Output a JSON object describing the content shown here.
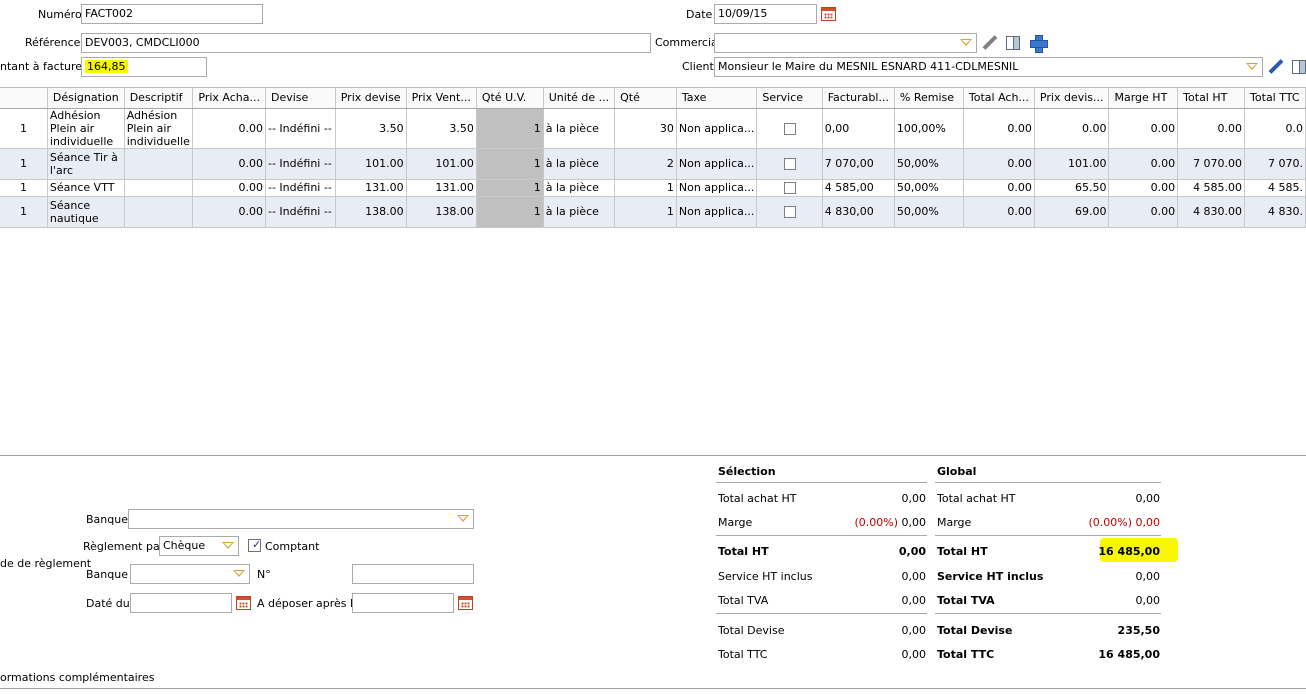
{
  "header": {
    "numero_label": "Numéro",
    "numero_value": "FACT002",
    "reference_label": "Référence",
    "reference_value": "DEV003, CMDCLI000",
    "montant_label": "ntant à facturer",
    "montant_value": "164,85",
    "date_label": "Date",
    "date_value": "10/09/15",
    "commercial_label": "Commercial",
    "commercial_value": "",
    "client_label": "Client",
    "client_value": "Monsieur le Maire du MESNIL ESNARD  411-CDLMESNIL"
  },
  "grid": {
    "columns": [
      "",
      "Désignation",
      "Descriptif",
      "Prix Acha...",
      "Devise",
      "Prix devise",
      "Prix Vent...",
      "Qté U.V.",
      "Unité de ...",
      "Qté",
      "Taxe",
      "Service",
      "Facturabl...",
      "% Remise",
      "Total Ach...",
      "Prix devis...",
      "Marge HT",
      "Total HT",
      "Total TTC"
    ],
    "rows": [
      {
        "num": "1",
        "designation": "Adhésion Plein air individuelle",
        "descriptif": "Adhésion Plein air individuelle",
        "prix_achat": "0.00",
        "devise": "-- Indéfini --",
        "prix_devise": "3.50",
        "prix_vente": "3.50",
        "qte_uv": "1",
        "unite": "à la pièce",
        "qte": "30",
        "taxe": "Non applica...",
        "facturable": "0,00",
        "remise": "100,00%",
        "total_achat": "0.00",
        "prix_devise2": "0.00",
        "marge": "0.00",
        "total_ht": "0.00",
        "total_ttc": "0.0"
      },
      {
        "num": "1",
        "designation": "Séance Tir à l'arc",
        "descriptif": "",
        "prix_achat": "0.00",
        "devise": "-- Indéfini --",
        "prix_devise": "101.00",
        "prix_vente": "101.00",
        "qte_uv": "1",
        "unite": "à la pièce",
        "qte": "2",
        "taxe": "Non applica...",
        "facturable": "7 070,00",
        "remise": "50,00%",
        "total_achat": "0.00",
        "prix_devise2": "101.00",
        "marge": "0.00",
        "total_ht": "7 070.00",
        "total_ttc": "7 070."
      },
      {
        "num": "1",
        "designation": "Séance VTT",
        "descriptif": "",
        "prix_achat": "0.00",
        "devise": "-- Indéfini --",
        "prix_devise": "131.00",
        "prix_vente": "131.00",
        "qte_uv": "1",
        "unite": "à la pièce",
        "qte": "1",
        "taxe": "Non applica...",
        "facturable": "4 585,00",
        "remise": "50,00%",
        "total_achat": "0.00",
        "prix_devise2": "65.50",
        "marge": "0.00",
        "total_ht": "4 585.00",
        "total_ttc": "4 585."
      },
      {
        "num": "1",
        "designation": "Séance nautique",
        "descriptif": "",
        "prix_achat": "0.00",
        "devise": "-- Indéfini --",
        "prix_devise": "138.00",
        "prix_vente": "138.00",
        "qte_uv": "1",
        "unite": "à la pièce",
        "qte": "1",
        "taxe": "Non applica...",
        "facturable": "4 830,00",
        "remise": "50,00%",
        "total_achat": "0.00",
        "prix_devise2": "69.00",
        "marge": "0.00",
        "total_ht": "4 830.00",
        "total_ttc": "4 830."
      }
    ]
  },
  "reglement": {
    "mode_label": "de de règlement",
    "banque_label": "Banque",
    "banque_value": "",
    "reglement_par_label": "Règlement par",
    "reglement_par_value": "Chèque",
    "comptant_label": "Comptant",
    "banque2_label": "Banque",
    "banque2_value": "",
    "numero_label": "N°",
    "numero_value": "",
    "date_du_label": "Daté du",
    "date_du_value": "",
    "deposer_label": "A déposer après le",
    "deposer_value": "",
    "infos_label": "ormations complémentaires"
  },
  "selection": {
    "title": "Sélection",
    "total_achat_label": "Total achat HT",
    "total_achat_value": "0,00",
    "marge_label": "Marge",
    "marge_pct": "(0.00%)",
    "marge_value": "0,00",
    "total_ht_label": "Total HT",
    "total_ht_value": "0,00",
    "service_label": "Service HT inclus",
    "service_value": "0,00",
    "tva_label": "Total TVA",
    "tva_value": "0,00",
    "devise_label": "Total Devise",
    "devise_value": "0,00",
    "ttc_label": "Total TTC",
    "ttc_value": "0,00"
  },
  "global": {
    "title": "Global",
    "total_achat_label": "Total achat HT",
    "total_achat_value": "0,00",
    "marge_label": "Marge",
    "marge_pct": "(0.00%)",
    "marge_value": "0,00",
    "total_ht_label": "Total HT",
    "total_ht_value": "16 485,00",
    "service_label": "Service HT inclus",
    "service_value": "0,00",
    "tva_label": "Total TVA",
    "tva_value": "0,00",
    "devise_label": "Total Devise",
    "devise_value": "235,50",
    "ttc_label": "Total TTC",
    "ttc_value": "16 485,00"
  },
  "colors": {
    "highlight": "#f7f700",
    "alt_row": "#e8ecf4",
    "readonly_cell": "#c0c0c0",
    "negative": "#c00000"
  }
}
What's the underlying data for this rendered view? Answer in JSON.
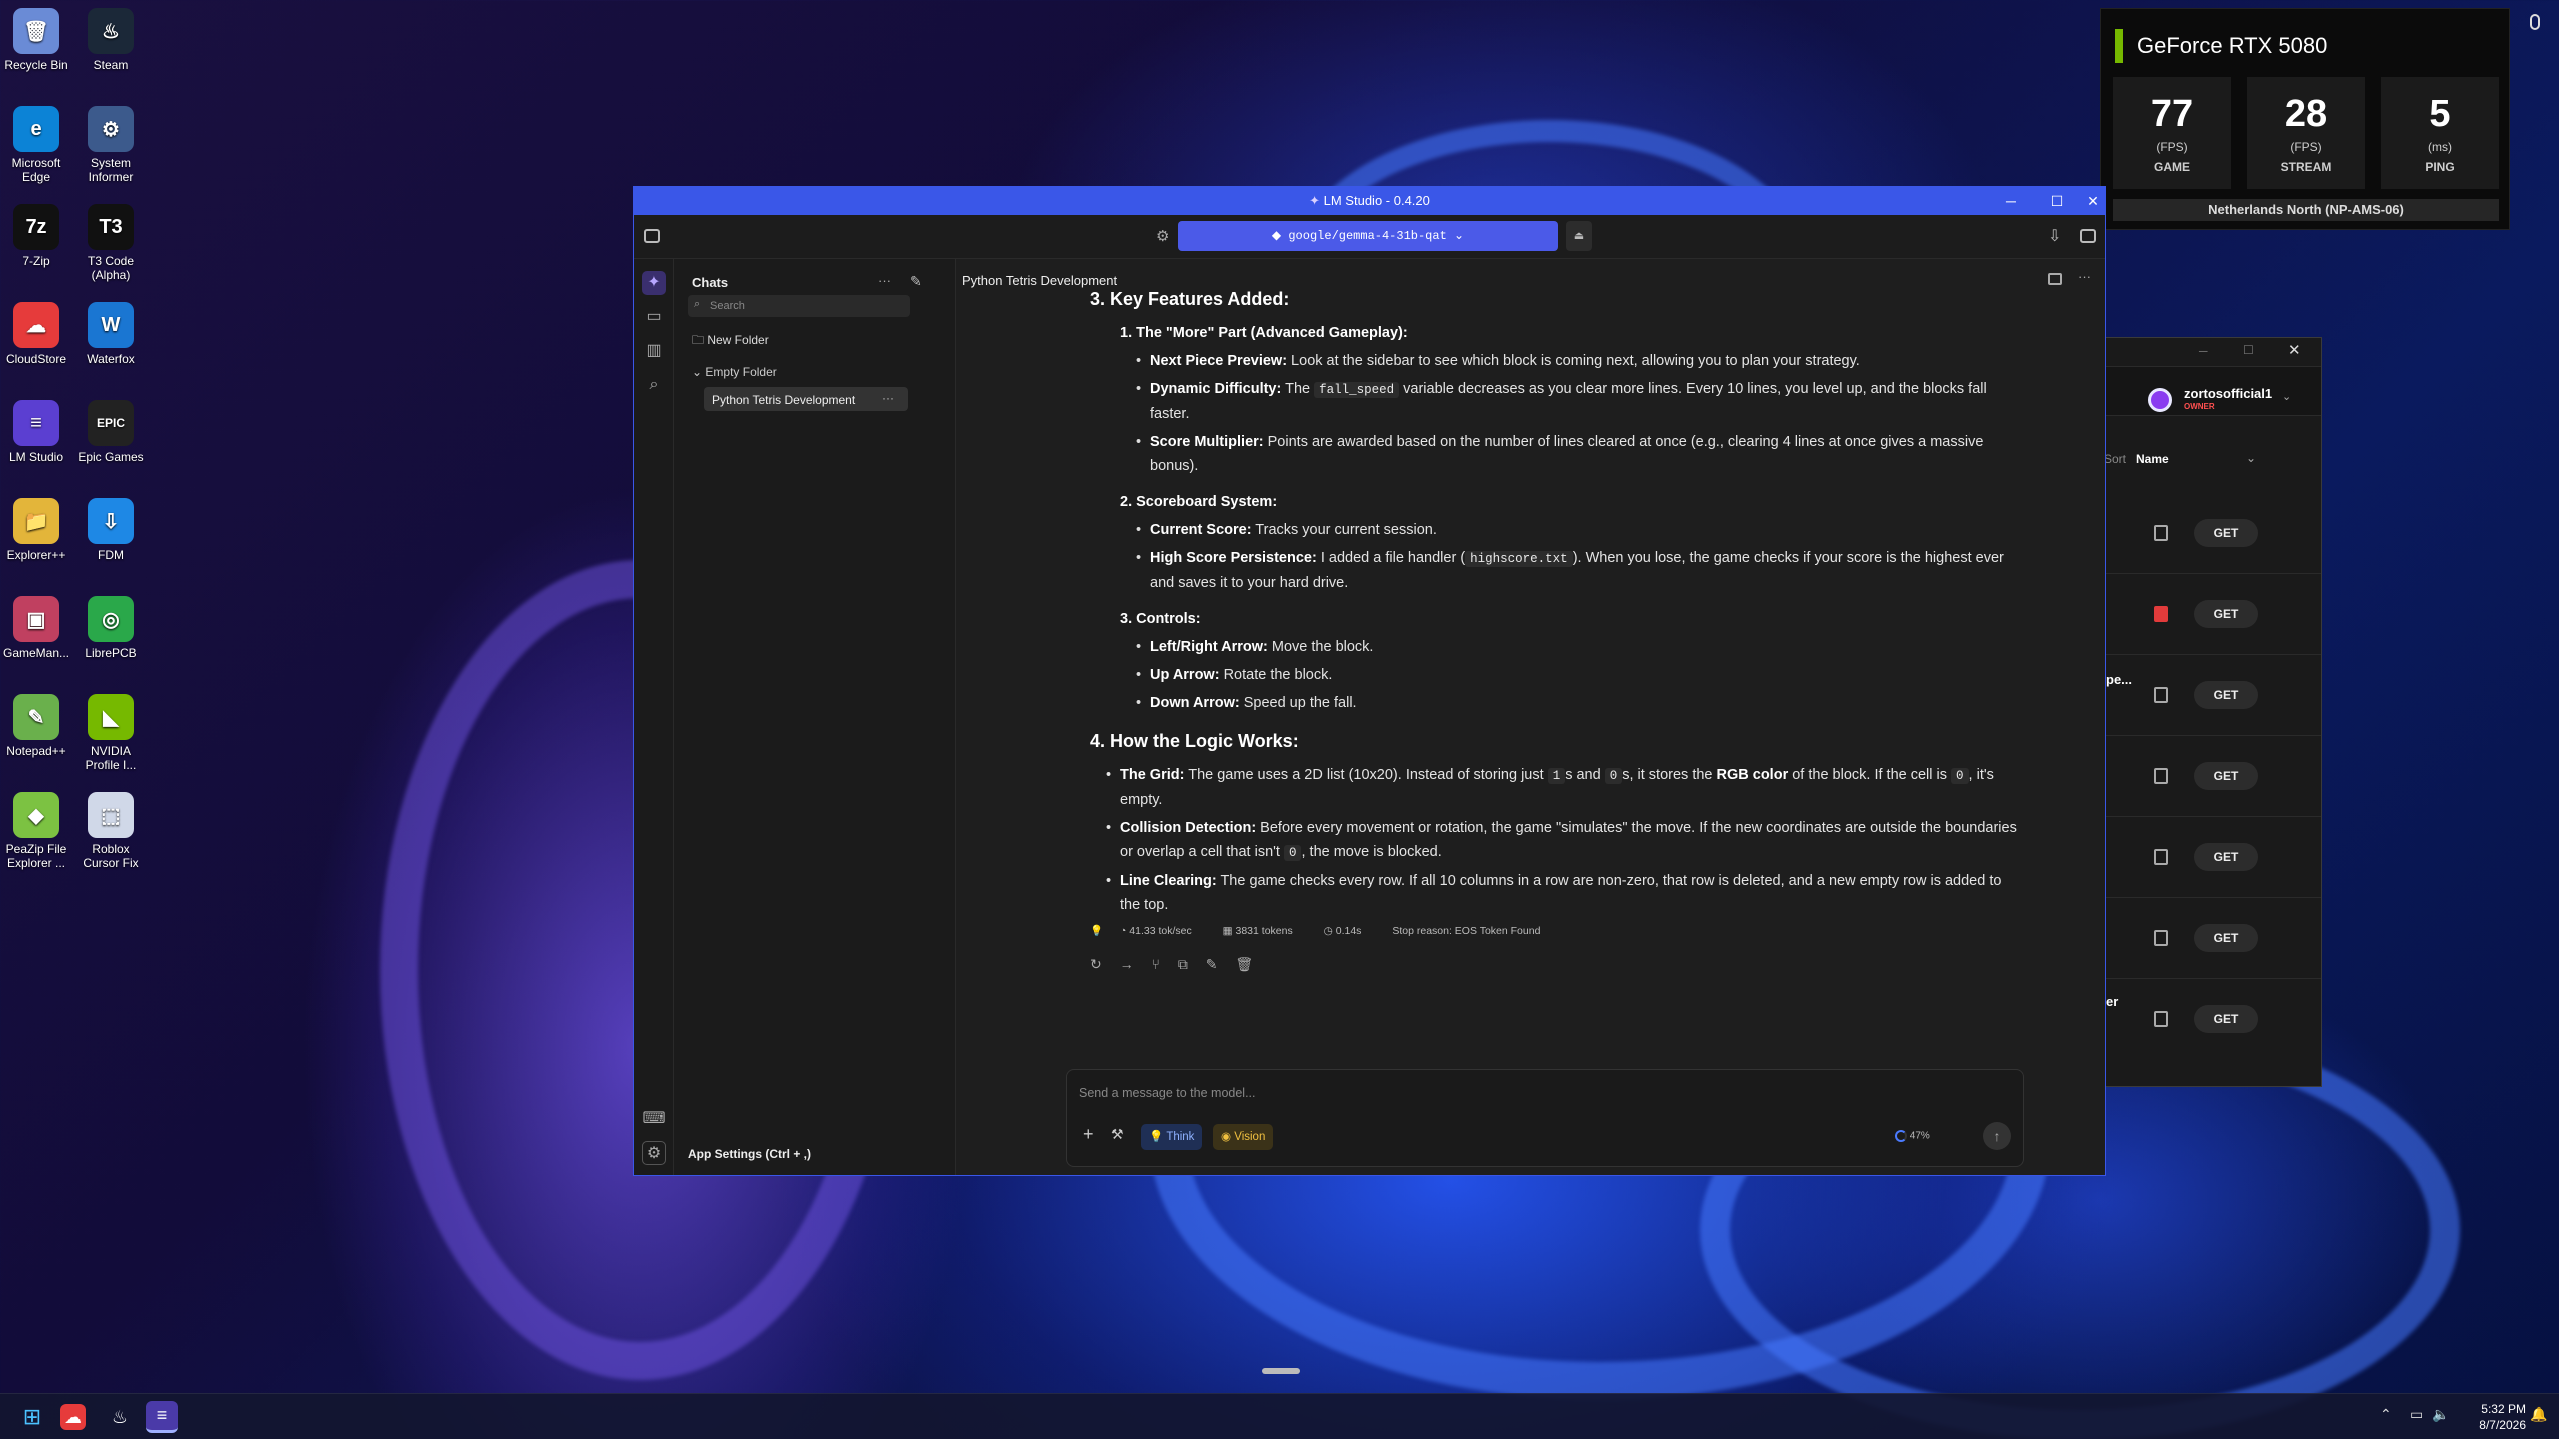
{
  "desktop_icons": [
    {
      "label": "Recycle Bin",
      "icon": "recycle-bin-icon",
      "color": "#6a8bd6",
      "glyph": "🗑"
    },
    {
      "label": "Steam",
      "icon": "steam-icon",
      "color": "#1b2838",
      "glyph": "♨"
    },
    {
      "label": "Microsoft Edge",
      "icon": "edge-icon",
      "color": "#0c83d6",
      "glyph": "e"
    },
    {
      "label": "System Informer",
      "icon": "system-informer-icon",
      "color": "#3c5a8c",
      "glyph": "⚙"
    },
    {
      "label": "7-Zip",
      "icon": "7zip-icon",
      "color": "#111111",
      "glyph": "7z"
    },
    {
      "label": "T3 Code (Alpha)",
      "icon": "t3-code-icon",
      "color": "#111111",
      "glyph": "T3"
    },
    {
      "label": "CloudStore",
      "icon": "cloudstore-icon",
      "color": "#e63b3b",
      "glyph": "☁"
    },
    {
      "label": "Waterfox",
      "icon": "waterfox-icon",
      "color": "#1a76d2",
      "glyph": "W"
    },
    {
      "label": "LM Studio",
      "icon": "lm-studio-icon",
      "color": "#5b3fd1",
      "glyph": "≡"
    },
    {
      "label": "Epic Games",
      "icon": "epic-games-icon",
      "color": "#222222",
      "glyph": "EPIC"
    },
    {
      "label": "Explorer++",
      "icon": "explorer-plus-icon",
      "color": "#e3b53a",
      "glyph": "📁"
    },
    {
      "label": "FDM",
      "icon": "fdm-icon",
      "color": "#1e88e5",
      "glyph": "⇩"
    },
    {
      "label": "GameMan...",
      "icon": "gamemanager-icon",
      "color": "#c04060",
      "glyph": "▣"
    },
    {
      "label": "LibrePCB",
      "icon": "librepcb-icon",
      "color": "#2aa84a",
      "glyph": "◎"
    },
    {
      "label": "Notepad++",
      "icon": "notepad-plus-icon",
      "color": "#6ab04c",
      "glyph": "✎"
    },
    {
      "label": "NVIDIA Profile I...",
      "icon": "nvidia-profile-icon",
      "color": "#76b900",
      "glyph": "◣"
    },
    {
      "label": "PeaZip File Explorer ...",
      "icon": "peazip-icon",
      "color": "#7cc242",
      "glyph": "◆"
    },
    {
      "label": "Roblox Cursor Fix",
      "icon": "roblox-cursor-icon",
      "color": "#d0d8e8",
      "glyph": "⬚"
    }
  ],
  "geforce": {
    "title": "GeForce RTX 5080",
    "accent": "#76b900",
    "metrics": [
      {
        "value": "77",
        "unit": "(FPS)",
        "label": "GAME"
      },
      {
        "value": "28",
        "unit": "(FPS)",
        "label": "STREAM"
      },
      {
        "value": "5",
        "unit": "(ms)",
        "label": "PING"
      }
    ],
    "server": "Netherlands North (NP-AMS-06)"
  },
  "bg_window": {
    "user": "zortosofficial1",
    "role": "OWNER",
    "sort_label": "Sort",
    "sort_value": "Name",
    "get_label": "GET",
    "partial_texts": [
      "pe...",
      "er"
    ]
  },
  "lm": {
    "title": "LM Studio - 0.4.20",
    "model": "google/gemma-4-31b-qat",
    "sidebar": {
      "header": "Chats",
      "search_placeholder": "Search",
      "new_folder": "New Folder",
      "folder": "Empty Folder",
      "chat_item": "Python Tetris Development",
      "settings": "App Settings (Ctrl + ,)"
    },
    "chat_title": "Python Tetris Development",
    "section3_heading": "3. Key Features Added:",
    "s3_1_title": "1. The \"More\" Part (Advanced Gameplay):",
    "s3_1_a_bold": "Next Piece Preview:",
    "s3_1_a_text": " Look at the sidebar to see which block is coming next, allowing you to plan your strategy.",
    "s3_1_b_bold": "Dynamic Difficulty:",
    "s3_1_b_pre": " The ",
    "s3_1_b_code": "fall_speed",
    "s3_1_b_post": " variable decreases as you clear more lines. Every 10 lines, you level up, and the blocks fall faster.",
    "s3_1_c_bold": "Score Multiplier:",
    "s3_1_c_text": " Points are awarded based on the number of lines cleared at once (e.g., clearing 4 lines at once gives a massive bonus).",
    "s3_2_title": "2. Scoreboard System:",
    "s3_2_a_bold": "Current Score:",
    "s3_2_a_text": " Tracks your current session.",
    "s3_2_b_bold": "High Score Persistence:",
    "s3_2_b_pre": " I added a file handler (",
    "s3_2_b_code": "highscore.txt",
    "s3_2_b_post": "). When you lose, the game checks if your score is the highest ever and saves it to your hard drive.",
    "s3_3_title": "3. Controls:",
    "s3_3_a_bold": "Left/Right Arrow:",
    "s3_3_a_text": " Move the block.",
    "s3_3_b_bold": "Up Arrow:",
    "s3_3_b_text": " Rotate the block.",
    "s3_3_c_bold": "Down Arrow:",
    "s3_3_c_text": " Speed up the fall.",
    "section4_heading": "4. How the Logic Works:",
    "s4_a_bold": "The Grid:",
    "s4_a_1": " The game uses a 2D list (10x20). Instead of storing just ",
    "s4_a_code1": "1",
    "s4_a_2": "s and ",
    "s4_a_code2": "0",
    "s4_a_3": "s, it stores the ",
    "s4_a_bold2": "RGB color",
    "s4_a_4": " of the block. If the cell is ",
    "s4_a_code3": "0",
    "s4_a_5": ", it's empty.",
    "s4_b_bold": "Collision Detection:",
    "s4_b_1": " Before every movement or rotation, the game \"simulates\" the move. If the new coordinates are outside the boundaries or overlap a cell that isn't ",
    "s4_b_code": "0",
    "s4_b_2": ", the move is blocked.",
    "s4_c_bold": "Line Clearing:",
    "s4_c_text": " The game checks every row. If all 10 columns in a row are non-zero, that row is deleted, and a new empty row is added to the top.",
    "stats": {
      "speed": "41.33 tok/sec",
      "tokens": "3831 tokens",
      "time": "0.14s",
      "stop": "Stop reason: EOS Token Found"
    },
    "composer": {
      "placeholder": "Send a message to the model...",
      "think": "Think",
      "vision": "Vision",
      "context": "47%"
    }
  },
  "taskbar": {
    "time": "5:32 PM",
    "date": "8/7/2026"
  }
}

= = = = =

JOB: Filter the records for lines holding the string "Tetris". Copy each one.

TASK OUTPUT:
      "chat_item": "Python Tetris Development",
    "chat_title": "Python Tetris Development",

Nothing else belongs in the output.